### RECORDS SUPPLIED:
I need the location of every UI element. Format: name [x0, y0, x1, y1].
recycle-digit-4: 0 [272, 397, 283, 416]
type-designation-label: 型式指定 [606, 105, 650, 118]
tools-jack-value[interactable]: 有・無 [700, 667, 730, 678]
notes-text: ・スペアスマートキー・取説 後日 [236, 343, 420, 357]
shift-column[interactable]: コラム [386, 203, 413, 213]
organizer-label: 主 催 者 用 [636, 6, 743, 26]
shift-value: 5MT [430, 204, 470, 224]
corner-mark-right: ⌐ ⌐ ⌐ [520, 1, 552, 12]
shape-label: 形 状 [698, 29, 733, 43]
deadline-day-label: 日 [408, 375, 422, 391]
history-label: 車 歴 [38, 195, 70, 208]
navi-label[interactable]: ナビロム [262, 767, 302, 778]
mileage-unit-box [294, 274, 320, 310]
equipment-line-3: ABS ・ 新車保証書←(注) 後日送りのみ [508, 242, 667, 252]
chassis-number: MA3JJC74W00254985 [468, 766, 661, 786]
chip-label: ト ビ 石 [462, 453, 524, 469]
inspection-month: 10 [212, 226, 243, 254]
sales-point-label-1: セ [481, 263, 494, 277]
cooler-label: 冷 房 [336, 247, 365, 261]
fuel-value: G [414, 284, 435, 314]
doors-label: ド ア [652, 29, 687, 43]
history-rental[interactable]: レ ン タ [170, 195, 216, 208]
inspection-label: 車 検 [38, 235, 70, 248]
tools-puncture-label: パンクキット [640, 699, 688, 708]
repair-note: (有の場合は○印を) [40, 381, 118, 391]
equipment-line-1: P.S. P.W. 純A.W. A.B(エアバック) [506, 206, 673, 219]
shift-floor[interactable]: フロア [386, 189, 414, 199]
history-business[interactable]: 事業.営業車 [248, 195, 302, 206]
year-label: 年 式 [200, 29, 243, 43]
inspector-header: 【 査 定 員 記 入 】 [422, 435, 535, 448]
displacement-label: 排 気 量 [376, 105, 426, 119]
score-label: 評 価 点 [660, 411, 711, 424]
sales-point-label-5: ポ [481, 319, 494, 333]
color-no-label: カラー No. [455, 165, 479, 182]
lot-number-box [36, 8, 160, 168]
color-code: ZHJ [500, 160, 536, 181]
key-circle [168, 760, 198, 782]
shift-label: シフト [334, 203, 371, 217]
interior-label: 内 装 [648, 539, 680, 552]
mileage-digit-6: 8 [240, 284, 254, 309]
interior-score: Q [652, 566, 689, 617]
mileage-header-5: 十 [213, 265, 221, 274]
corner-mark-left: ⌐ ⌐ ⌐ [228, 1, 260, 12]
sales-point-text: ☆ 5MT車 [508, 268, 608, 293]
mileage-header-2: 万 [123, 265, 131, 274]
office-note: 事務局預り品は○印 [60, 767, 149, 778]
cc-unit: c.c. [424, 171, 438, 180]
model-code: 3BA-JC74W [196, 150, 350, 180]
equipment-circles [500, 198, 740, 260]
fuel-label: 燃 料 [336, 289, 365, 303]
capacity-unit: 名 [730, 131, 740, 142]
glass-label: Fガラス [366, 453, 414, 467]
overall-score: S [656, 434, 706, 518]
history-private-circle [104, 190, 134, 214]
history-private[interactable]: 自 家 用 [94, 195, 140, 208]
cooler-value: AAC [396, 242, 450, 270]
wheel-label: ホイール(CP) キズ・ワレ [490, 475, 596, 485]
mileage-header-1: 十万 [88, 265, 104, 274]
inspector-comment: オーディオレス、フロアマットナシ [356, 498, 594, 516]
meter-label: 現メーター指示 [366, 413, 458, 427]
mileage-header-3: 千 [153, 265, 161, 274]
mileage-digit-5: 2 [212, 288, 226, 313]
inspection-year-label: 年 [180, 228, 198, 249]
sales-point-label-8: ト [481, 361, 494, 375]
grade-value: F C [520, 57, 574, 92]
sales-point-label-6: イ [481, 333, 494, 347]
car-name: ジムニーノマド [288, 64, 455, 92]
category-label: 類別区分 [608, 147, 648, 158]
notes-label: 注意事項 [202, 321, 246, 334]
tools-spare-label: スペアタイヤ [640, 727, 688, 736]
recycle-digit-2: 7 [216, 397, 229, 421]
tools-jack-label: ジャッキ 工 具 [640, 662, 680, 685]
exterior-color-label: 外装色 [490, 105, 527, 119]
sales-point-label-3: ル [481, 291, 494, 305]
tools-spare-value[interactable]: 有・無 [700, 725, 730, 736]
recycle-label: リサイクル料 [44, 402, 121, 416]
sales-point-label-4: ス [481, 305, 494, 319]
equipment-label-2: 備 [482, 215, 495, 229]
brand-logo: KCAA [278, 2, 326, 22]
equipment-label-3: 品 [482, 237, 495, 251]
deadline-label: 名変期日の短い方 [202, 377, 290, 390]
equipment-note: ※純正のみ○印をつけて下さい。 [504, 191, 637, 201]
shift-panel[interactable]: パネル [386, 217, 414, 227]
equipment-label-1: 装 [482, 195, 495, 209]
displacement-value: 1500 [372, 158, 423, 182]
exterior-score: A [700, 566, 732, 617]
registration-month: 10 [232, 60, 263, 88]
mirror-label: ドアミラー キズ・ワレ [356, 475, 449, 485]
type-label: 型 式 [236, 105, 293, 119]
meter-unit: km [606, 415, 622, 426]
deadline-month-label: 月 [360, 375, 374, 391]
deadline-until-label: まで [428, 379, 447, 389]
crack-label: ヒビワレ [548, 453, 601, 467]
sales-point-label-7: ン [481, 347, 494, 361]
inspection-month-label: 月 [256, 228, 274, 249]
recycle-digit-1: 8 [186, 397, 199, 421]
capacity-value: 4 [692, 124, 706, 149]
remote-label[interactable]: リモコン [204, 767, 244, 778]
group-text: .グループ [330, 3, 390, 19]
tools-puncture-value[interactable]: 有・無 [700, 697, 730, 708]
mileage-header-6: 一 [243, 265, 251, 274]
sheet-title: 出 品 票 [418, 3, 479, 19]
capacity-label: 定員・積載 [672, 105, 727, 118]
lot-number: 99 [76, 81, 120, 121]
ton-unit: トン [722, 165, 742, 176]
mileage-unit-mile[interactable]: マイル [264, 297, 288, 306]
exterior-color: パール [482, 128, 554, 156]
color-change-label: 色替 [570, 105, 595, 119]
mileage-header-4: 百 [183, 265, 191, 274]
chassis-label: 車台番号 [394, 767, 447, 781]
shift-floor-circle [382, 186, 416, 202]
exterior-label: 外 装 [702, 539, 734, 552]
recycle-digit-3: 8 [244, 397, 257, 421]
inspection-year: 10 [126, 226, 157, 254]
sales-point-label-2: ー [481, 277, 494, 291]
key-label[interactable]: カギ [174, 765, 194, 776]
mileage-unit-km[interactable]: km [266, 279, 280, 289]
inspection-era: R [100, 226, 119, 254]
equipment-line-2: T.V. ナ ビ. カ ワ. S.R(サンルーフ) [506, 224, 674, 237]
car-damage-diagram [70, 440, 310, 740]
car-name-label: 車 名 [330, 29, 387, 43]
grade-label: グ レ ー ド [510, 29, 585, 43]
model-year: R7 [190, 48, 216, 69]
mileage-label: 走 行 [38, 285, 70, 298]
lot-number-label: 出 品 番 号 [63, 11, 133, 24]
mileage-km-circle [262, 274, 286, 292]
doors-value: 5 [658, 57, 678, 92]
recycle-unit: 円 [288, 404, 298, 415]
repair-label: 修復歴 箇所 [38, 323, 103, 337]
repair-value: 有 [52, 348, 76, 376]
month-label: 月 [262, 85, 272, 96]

### PROBLEM TO WORK ON:
Find every line in the items above that contains the string "private", with case counting, and copy each of those lines in full.

### TASK OUTPUT:
history-private-circle [104, 190, 134, 214]
history-private[interactable]: 自 家 用 [94, 195, 140, 208]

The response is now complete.